**WHAT THE TASK REQUIRES:**
Report only the number of lines in this material that include "name".

>> START

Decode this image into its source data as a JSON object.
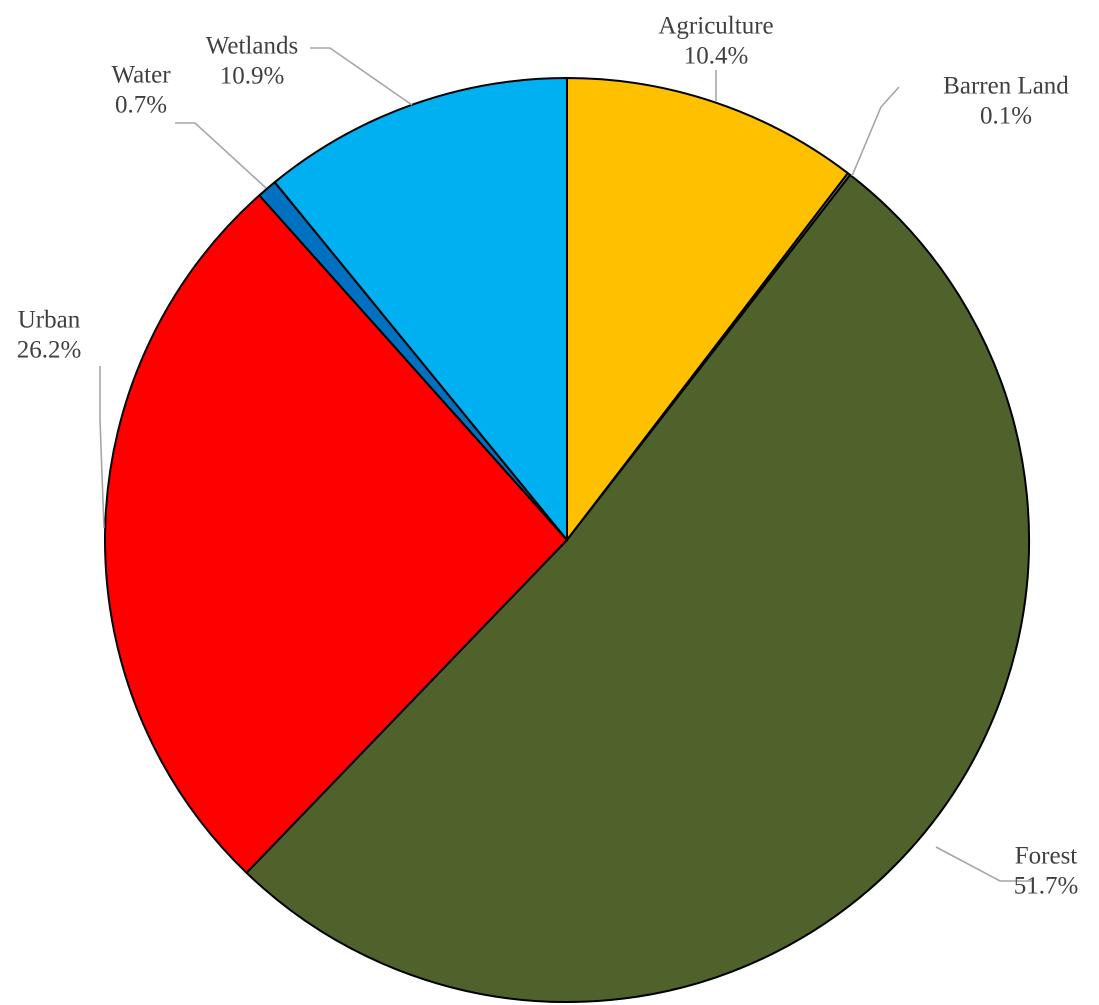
{
  "chart_data": {
    "type": "pie",
    "title": "",
    "start_angle_deg": 0,
    "direction": "clockwise",
    "legend": "none",
    "slices": [
      {
        "name": "Agriculture",
        "value": 10.4,
        "label": "10.4%",
        "color": "#FFC000"
      },
      {
        "name": "Barren Land",
        "value": 0.1,
        "label": "0.1%",
        "color": "#7F7F7F"
      },
      {
        "name": "Forest",
        "value": 51.7,
        "label": "51.7%",
        "color": "#4F622C"
      },
      {
        "name": "Urban",
        "value": 26.2,
        "label": "26.2%",
        "color": "#FF0000"
      },
      {
        "name": "Water",
        "value": 0.7,
        "label": "0.7%",
        "color": "#0070C0"
      },
      {
        "name": "Wetlands",
        "value": 10.9,
        "label": "10.9%",
        "color": "#00B0F0"
      }
    ]
  }
}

>> END

**SOLUTION TO THIS TASK:**
6